Figure dataset records
• • • • •

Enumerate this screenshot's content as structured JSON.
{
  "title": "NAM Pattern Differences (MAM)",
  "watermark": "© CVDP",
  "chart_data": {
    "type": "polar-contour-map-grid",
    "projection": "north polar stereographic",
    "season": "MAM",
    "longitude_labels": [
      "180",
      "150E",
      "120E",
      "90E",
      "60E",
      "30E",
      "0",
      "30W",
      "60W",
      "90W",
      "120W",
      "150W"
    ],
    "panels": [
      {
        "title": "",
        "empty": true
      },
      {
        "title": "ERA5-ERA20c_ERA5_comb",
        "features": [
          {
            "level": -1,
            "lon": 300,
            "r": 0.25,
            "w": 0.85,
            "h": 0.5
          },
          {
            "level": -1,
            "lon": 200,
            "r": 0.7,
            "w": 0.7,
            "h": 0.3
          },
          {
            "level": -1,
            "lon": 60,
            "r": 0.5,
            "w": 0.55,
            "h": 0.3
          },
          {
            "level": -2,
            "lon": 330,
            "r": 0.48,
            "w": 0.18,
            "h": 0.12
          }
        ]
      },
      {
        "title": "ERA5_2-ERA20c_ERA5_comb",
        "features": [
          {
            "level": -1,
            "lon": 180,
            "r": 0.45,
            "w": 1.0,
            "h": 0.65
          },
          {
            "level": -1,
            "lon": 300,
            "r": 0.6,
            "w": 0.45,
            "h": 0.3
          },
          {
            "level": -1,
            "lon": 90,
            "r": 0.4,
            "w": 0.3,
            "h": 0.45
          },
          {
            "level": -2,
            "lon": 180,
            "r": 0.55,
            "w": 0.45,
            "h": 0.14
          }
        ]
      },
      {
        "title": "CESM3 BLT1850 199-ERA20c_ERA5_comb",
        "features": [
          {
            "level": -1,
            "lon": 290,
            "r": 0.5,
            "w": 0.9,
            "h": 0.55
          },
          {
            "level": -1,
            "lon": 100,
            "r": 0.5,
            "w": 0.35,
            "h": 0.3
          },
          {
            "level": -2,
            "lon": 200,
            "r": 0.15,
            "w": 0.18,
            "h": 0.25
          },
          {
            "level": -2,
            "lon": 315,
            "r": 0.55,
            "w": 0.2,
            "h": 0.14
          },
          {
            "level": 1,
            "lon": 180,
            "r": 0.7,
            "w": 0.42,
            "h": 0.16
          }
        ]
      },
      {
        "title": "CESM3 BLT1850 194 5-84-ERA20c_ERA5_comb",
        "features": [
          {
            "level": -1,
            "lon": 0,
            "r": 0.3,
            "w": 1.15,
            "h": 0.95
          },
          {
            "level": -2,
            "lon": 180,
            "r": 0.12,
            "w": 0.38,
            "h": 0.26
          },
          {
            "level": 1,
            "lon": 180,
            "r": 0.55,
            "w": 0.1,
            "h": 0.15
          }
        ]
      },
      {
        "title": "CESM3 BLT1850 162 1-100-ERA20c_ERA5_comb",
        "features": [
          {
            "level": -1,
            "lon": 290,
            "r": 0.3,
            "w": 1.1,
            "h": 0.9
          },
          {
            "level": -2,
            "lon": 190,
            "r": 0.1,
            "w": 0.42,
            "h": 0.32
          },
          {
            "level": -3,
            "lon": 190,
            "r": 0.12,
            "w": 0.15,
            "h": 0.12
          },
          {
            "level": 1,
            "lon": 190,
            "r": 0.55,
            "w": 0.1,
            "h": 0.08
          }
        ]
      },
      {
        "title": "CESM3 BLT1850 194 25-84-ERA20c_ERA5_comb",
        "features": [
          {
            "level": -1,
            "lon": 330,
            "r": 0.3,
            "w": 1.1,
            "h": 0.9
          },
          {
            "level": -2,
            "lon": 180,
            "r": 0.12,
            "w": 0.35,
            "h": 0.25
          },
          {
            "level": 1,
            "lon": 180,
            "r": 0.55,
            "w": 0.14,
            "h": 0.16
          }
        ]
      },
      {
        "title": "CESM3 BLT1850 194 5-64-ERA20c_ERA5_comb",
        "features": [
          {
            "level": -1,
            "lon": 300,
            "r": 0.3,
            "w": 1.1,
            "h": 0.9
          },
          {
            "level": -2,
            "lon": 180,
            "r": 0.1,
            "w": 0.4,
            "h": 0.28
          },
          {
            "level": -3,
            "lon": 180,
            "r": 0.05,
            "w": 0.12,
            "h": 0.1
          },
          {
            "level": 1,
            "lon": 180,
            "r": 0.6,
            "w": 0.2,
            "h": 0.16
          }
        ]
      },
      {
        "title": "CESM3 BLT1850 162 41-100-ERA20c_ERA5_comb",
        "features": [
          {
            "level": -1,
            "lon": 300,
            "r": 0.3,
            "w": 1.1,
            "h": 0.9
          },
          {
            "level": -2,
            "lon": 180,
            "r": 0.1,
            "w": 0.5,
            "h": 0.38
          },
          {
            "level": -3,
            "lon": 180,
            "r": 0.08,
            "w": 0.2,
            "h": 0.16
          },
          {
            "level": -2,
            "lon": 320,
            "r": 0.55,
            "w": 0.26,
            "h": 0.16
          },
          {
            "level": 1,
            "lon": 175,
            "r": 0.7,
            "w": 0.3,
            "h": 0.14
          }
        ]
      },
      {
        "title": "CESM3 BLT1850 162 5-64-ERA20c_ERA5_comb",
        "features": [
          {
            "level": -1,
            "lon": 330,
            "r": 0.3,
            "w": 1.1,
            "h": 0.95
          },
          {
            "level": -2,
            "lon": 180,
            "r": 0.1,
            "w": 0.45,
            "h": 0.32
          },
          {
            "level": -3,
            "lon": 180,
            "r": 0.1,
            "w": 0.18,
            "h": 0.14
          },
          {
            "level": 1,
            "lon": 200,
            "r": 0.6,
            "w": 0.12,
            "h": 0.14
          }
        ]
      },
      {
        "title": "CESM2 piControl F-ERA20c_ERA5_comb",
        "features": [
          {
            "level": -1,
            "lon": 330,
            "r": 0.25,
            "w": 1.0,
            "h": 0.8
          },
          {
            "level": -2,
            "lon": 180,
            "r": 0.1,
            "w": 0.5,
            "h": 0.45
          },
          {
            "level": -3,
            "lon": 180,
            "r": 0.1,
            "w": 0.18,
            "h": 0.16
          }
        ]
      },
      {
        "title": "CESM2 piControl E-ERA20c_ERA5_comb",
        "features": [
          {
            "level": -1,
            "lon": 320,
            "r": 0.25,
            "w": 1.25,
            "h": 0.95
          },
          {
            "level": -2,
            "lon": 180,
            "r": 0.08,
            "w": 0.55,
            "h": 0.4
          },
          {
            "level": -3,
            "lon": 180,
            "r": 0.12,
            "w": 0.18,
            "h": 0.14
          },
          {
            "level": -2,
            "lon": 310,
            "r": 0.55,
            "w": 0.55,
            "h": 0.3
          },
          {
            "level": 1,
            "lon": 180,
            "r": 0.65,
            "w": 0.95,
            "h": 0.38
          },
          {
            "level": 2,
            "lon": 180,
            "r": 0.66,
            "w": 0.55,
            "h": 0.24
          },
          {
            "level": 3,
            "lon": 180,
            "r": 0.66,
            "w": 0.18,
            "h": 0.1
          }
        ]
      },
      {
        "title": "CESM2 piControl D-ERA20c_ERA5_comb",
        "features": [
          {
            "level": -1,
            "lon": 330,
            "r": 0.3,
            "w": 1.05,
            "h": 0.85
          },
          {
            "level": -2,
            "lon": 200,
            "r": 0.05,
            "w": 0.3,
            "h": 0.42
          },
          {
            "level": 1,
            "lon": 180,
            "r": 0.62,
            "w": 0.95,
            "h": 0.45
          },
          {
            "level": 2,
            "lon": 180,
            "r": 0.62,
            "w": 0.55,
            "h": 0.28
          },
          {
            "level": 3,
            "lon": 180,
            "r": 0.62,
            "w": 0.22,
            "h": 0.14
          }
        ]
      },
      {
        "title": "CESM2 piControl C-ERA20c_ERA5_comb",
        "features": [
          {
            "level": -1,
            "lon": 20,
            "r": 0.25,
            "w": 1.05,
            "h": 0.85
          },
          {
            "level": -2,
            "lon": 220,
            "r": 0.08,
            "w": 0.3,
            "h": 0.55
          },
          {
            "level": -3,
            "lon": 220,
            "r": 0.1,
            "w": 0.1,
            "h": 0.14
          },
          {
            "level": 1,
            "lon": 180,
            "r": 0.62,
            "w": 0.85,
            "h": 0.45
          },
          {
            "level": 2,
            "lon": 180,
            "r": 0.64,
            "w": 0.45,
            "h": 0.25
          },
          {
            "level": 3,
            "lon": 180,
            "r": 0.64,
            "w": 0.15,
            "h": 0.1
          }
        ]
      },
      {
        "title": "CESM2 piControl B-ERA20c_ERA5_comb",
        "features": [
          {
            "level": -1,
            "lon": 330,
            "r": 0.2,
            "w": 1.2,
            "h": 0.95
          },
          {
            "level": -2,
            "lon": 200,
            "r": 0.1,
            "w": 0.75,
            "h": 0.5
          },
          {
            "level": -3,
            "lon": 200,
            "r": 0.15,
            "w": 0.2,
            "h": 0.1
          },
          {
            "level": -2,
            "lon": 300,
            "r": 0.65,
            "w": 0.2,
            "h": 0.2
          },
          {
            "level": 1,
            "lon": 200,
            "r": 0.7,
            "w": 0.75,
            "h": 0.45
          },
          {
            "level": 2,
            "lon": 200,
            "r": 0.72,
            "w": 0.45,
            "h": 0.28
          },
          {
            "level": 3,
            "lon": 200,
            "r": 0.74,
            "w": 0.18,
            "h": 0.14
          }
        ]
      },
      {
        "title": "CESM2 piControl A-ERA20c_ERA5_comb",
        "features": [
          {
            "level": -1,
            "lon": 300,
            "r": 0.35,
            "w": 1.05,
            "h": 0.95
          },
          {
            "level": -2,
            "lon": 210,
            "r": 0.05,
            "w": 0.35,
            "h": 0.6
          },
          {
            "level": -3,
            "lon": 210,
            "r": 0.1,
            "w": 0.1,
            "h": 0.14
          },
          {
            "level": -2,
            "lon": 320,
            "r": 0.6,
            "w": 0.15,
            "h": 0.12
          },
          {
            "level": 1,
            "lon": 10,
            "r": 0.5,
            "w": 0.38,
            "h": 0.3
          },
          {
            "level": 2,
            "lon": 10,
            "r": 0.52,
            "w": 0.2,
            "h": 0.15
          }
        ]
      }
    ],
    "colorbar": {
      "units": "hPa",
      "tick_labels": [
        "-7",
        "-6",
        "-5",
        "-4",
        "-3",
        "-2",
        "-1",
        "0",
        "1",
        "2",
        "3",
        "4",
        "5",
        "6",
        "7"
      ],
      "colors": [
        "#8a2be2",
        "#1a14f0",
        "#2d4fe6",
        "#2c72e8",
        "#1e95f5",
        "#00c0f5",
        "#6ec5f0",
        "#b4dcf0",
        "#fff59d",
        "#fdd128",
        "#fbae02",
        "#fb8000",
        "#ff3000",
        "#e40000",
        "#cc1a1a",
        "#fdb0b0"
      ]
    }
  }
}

• • • • •

#### [WHAT YOU WILL DO]
Scan the material above. Copy each line where "piControl" occurs.

#### [ANSWER TO THE EXERCISE]
        "title": "CESM2 piControl F-ERA20c_ERA5_comb",
        "title": "CESM2 piControl E-ERA20c_ERA5_comb",
        "title": "CESM2 piControl D-ERA20c_ERA5_comb",
        "title": "CESM2 piControl C-ERA20c_ERA5_comb",
        "title": "CESM2 piControl B-ERA20c_ERA5_comb",
        "title": "CESM2 piControl A-ERA20c_ERA5_comb",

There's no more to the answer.